* **Your instructions**:
Can you reproduce the items word for word, starting with the line that contains "Annotate this image: element" and continuing through the line that contains "267, 94, 286]", with the pictures left out?

* **Exercise inputs**:
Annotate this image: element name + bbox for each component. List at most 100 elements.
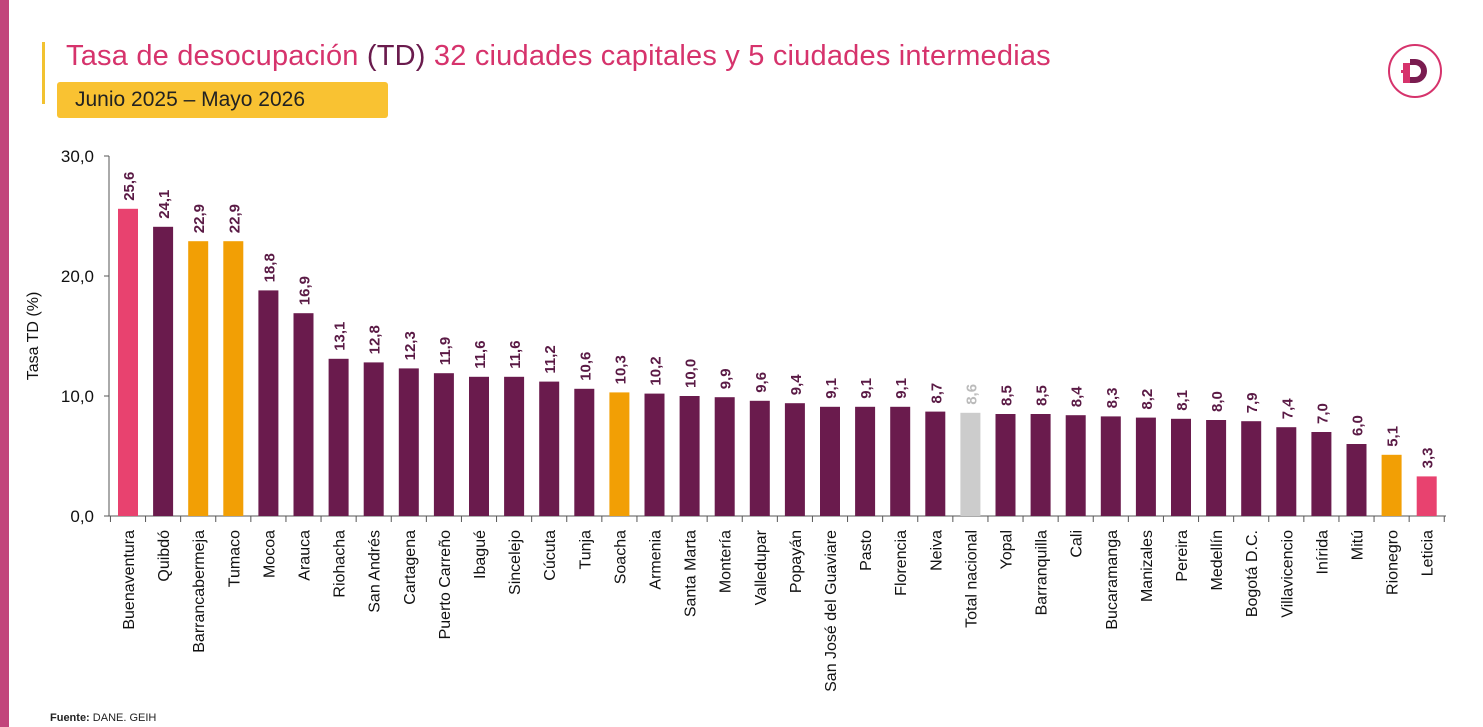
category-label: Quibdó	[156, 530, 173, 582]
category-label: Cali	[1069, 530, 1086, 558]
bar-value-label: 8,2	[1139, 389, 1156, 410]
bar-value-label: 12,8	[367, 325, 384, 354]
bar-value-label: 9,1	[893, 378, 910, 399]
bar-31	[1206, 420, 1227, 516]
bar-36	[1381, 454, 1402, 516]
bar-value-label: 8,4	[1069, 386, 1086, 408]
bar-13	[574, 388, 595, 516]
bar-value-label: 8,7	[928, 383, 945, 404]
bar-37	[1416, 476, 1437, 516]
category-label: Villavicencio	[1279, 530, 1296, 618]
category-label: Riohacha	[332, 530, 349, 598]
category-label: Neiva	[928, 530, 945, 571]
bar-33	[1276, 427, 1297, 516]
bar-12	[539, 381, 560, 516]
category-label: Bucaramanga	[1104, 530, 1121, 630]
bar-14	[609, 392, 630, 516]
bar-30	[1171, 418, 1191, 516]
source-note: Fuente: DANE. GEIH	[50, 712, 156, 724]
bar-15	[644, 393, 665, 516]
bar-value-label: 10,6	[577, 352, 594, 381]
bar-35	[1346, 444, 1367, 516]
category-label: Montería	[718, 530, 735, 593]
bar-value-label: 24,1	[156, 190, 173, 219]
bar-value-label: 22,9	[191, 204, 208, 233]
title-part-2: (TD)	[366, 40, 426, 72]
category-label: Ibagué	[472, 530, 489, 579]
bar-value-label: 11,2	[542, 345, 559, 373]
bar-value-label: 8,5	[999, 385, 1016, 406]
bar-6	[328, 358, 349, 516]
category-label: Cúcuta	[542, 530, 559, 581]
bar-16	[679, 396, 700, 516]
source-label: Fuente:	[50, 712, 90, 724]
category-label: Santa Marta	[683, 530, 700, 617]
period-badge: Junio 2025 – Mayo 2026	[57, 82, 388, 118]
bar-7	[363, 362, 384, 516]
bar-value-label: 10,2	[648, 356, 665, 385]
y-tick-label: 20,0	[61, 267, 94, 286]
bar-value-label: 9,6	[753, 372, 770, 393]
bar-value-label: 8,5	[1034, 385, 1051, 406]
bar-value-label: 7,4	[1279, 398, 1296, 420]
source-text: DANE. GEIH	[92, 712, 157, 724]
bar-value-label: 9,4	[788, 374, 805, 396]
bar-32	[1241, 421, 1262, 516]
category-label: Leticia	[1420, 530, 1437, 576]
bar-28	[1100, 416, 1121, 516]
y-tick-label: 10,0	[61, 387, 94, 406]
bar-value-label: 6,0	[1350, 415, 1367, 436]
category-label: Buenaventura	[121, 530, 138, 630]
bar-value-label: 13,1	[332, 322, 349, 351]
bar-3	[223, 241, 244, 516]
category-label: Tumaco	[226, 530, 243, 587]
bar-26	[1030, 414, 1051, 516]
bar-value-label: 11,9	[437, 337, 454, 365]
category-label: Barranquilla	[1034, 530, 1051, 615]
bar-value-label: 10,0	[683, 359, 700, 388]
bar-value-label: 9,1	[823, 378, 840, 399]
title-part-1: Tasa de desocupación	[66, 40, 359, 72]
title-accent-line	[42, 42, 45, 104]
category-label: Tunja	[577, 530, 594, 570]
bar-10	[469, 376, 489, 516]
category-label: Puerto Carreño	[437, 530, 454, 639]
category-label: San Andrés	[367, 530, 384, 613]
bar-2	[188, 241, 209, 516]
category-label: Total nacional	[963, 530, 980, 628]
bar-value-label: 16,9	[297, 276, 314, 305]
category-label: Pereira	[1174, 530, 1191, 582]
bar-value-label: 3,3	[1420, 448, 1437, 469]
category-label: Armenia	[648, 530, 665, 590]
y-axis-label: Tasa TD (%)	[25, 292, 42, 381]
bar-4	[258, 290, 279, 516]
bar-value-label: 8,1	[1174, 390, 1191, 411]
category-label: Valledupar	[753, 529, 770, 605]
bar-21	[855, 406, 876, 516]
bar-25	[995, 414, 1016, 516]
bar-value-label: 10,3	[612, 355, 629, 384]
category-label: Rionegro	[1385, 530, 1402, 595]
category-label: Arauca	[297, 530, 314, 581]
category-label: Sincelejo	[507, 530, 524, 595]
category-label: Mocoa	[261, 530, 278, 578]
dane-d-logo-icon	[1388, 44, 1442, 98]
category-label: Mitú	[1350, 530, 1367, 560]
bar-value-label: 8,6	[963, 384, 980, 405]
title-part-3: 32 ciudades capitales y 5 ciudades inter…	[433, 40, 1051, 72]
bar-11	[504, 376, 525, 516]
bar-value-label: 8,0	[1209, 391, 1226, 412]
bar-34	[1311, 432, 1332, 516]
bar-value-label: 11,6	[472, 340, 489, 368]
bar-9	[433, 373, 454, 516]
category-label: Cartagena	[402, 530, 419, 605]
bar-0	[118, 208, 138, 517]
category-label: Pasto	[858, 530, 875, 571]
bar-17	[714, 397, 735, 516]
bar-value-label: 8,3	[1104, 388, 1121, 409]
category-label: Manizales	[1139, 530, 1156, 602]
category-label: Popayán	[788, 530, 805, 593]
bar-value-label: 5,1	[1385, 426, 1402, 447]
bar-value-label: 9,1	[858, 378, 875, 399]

--

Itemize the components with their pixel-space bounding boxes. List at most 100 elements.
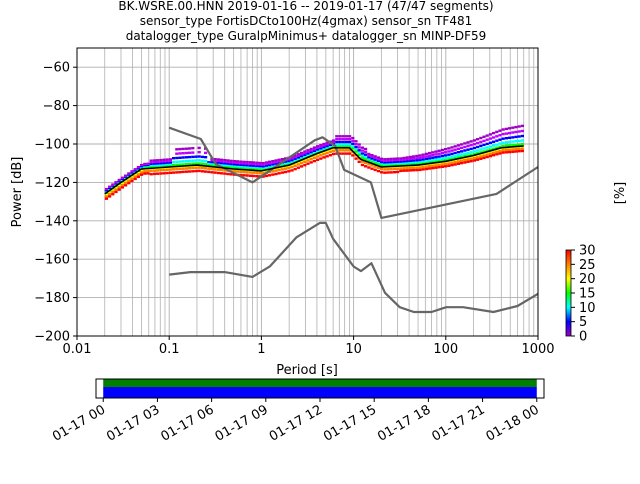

* **Correct answer**:
Annotate this image: element name + bbox for each component. List at most 100 elements.
category-label: Quibdó	[156, 530, 173, 582]
category-label: Cali	[1069, 530, 1086, 558]
bar-value-label: 8,2	[1139, 389, 1156, 410]
bar-value-label: 12,8	[367, 325, 384, 354]
bar-value-label: 9,1	[893, 378, 910, 399]
bar-31	[1206, 420, 1227, 516]
bar-36	[1381, 454, 1402, 516]
bar-value-label: 8,4	[1069, 386, 1086, 408]
bar-13	[574, 388, 595, 516]
bar-value-label: 8,7	[928, 383, 945, 404]
bar-37	[1416, 476, 1437, 516]
category-label: Villavicencio	[1279, 530, 1296, 618]
category-label: Riohacha	[332, 530, 349, 598]
category-label: Neiva	[928, 530, 945, 571]
bar-33	[1276, 427, 1297, 516]
bar-12	[539, 381, 560, 516]
category-label: Bucaramanga	[1104, 530, 1121, 630]
bar-14	[609, 392, 630, 516]
bar-30	[1171, 418, 1191, 516]
source-note: Fuente: DANE. GEIH	[50, 712, 156, 724]
bar-15	[644, 393, 665, 516]
bar-value-label: 10,6	[577, 352, 594, 381]
bar-35	[1346, 444, 1367, 516]
category-label: Montería	[718, 530, 735, 593]
bar-value-label: 24,1	[156, 190, 173, 219]
bar-value-label: 22,9	[191, 204, 208, 233]
title-part-2: (TD)	[366, 40, 426, 72]
category-label: Ibagué	[472, 530, 489, 579]
bar-value-label: 11,2	[542, 345, 559, 373]
bar-value-label: 8,5	[999, 385, 1016, 406]
bar-6	[328, 358, 349, 516]
category-label: Cúcuta	[542, 530, 559, 581]
bar-16	[679, 396, 700, 516]
source-label: Fuente:	[50, 712, 90, 724]
category-label: Santa Marta	[683, 530, 700, 617]
period-badge: Junio 2025 – Mayo 2026	[57, 82, 388, 118]
bar-7	[363, 362, 384, 516]
bar-value-label: 10,2	[648, 356, 665, 385]
y-tick-label: 20,0	[61, 267, 94, 286]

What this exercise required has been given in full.